Collect from the data below each line with "into".

--- begin ENTRIES SHOWN ---

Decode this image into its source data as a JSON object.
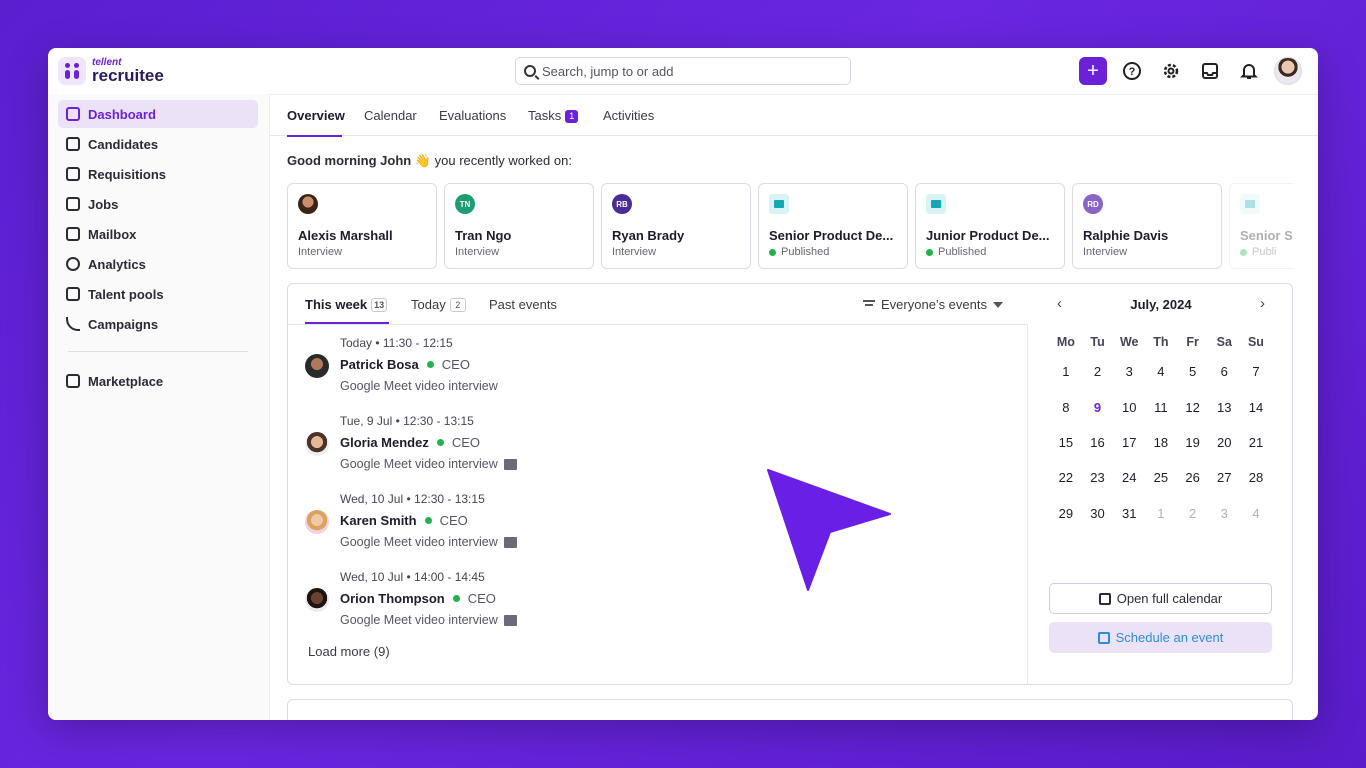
{
  "logo": {
    "small": "tellent",
    "big": "recruitee"
  },
  "search": {
    "placeholder": "Search, jump to or add"
  },
  "sidebar": {
    "items": [
      {
        "label": "Dashboard",
        "icon": "home-icon",
        "active": true
      },
      {
        "label": "Candidates",
        "icon": "users-icon"
      },
      {
        "label": "Requisitions",
        "icon": "clipboard-icon"
      },
      {
        "label": "Jobs",
        "icon": "briefcase-icon"
      },
      {
        "label": "Mailbox",
        "icon": "mail-icon"
      },
      {
        "label": "Analytics",
        "icon": "pie-chart-icon"
      },
      {
        "label": "Talent pools",
        "icon": "folder-icon"
      },
      {
        "label": "Campaigns",
        "icon": "rss-icon"
      },
      {
        "label": "Marketplace",
        "icon": "store-icon"
      }
    ]
  },
  "tabs": [
    {
      "label": "Overview",
      "active": true
    },
    {
      "label": "Calendar"
    },
    {
      "label": "Evaluations"
    },
    {
      "label": "Tasks",
      "count": "1"
    },
    {
      "label": "Activities"
    }
  ],
  "greeting": {
    "bold": "Good morning John",
    "emoji": "👋",
    "rest": " you recently worked on:"
  },
  "recent": [
    {
      "title": "Alexis Marshall",
      "sub": "Interview",
      "type": "person"
    },
    {
      "title": "Tran Ngo",
      "sub": "Interview",
      "type": "initials",
      "initials": "TN",
      "color": "#1f9d72"
    },
    {
      "title": "Ryan Brady",
      "sub": "Interview",
      "type": "initials",
      "initials": "RB",
      "color": "#4b2a9a"
    },
    {
      "title": "Senior Product De...",
      "sub": "Published",
      "type": "job"
    },
    {
      "title": "Junior Product De...",
      "sub": "Published",
      "type": "job"
    },
    {
      "title": "Ralphie Davis",
      "sub": "Interview",
      "type": "initials",
      "initials": "RD",
      "color": "#8a63c9"
    },
    {
      "title": "Senior S",
      "sub": "Publi",
      "type": "job"
    }
  ],
  "events": {
    "tabs": [
      {
        "label": "This week",
        "count": "13",
        "active": true
      },
      {
        "label": "Today",
        "count": "2"
      },
      {
        "label": "Past events"
      }
    ],
    "filter": "Everyone’s events",
    "items": [
      {
        "time": "Today • 11:30 - 12:15",
        "name": "Patrick Bosa",
        "role": "CEO",
        "desc": "Google Meet video interview",
        "msg": false
      },
      {
        "time": "Tue, 9 Jul • 12:30 - 13:15",
        "name": "Gloria Mendez",
        "role": "CEO",
        "desc": "Google Meet video interview",
        "msg": true
      },
      {
        "time": "Wed, 10 Jul • 12:30 - 13:15",
        "name": "Karen Smith",
        "role": "CEO",
        "desc": "Google Meet video interview",
        "msg": true
      },
      {
        "time": "Wed, 10 Jul • 14:00 - 14:45",
        "name": "Orion Thompson",
        "role": "CEO",
        "desc": "Google Meet video interview",
        "msg": true
      }
    ],
    "load_more": "Load more (9)"
  },
  "calendar": {
    "month": "July, 2024",
    "weekdays": [
      "Mo",
      "Tu",
      "We",
      "Th",
      "Fr",
      "Sa",
      "Su"
    ],
    "weeks": [
      [
        "1",
        "2",
        "3",
        "4",
        "5",
        "6",
        "7"
      ],
      [
        "8",
        "9",
        "10",
        "11",
        "12",
        "13",
        "14"
      ],
      [
        "15",
        "16",
        "17",
        "18",
        "19",
        "20",
        "21"
      ],
      [
        "22",
        "23",
        "24",
        "25",
        "26",
        "27",
        "28"
      ],
      [
        "29",
        "30",
        "31",
        "1",
        "2",
        "3",
        "4"
      ]
    ],
    "open_full": "Open full calendar",
    "schedule": "Schedule an event"
  },
  "colors": {
    "accent": "#6b21d6",
    "background": "#5b1fd0",
    "published": "#20b34a"
  }
}
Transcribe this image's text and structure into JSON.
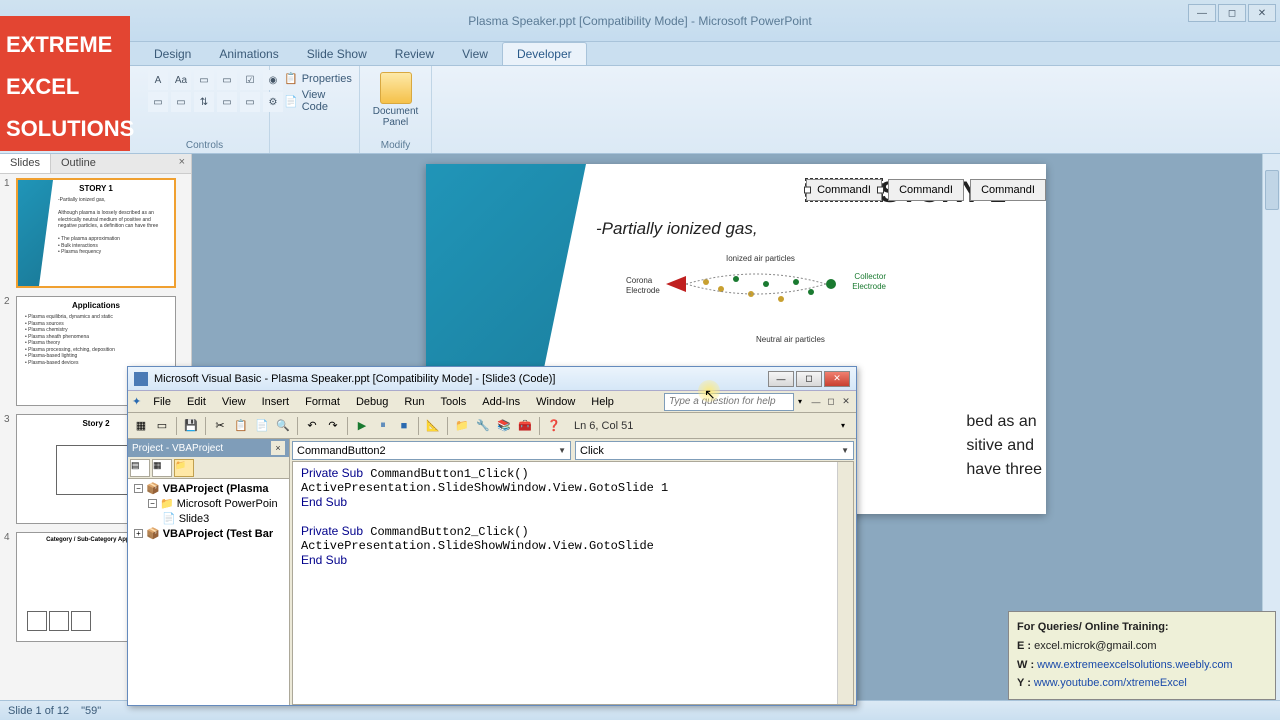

--- end ENTRIES SHOWN ---

RESULT>
Decode this image into its source data as a JSON object.
Transcribe this image's text and structure into JSON.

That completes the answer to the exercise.